-- Start of INFORMATION SUPPLIED --
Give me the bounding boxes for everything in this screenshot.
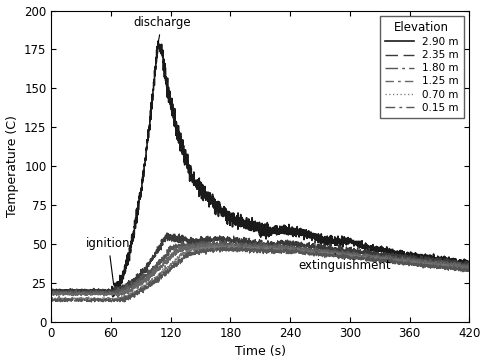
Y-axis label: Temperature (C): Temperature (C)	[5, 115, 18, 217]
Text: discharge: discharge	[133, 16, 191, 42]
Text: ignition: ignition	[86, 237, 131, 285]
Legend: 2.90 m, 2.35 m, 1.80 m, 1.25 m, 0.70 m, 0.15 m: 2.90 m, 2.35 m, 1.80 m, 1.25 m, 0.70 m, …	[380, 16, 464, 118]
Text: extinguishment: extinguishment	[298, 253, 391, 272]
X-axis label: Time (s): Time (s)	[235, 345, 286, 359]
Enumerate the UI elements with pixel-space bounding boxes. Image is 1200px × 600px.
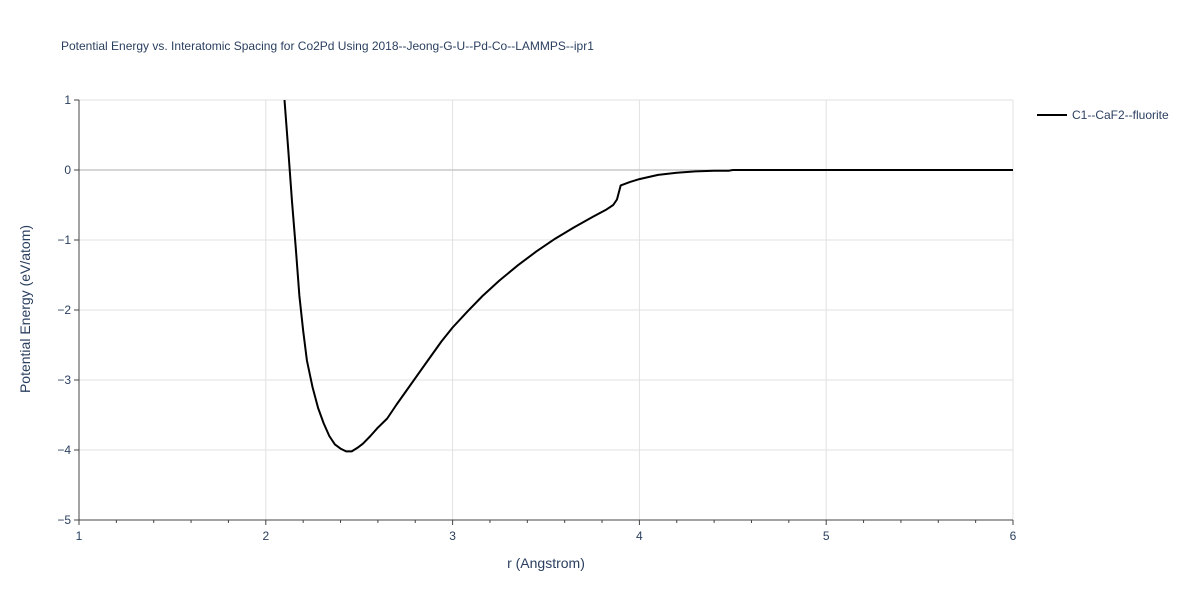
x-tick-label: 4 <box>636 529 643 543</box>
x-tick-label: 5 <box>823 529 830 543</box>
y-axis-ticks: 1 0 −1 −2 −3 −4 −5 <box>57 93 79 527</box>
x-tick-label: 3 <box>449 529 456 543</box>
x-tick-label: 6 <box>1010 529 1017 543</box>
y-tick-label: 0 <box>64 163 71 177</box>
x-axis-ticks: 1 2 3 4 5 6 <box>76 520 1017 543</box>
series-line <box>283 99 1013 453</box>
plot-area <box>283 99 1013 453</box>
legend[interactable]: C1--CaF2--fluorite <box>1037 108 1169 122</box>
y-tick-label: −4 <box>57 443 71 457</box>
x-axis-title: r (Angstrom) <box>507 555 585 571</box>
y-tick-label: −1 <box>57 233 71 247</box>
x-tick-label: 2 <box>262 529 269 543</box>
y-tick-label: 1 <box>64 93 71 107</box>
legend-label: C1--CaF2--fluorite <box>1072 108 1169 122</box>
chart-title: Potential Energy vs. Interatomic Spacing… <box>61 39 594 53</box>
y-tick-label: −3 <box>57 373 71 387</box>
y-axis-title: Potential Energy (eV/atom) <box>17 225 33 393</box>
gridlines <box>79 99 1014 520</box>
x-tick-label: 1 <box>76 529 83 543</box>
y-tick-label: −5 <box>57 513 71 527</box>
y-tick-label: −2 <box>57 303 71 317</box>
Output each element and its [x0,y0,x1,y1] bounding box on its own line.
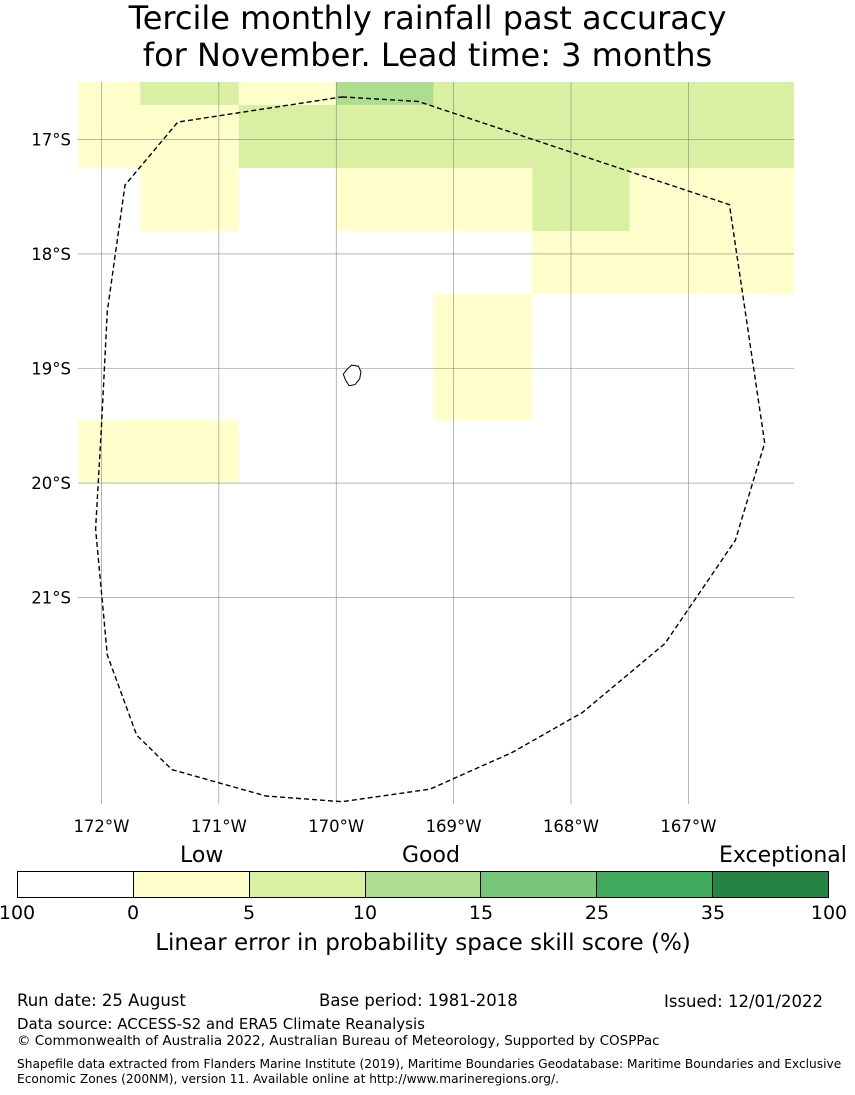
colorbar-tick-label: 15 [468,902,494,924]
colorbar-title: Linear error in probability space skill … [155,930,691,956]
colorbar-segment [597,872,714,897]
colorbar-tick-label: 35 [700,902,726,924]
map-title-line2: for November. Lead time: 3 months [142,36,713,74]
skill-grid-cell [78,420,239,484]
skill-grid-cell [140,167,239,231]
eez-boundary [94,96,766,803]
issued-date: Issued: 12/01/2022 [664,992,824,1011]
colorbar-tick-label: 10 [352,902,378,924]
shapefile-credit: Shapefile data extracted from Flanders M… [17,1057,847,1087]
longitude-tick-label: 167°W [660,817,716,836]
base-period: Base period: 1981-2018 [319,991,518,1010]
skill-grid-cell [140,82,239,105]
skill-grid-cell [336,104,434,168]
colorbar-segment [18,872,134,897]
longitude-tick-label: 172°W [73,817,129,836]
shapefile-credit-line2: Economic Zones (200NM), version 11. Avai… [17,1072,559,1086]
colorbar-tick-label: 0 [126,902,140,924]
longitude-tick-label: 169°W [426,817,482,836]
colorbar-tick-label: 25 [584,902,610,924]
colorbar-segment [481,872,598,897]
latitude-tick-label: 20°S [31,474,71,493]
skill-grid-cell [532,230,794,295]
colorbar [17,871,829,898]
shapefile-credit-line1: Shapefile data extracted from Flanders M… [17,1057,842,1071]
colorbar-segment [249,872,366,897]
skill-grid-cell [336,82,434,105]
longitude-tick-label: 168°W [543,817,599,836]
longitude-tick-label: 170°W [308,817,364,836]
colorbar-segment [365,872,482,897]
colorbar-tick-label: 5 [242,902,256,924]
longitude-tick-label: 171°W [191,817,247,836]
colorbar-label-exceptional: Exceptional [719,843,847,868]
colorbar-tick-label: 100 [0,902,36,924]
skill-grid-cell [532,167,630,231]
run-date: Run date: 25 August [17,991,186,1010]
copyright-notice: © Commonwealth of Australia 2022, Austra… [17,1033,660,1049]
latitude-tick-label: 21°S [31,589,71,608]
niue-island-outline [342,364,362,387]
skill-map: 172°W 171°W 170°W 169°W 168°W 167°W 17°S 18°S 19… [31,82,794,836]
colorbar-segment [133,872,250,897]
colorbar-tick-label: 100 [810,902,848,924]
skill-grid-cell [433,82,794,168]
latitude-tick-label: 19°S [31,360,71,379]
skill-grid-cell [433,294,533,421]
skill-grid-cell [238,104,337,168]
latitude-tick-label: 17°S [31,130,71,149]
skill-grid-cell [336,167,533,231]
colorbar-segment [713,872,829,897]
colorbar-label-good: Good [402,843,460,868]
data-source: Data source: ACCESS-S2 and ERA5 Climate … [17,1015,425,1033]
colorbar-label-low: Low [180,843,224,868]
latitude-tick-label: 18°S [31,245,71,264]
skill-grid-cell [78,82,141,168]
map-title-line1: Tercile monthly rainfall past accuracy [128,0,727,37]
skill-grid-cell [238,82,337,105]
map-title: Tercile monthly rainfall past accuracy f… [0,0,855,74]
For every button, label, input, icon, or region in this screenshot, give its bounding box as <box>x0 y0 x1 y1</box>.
-- End of INFORMATION SUPPLIED --
-- Start of INFORMATION SUPPLIED --
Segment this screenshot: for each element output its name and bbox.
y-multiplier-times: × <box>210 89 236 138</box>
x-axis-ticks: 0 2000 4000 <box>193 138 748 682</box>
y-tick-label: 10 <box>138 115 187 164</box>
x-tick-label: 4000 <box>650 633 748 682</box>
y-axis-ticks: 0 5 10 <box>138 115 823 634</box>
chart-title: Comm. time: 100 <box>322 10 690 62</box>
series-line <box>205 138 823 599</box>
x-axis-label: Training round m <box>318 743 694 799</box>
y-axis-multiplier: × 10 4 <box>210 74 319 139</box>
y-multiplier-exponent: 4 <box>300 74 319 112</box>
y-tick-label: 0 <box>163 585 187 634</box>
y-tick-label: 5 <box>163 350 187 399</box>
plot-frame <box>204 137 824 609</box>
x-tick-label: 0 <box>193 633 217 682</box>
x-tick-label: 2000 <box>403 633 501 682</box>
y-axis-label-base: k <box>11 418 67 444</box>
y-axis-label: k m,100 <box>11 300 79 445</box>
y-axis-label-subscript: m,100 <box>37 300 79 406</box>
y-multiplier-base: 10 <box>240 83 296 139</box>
-- End of INFORMATION SUPPLIED --
STATED EXERCISE> Copy out verbatim the lines of the records that begin with the line containing "Y-axis label: Temperature" and continue through the line containing "Enumerate the UI", including both of those lines.

FINAL ANSWER>
Y-axis label: Temperature (C): Temperature (C)	[5, 115, 18, 217]
Text: discharge: discharge	[133, 16, 191, 42]
Text: ignition: ignition	[86, 237, 131, 285]
Legend: 2.90 m, 2.35 m, 1.80 m, 1.25 m, 0.70 m, 0.15 m: 2.90 m, 2.35 m, 1.80 m, 1.25 m, 0.70 m, …	[380, 16, 464, 118]
Text: extinguishment: extinguishment	[298, 253, 391, 272]
X-axis label: Time (s): Time (s)	[235, 345, 286, 359]
Enumerate the UI elements with pixel-space bounding boxes. Image is 1200px × 600px.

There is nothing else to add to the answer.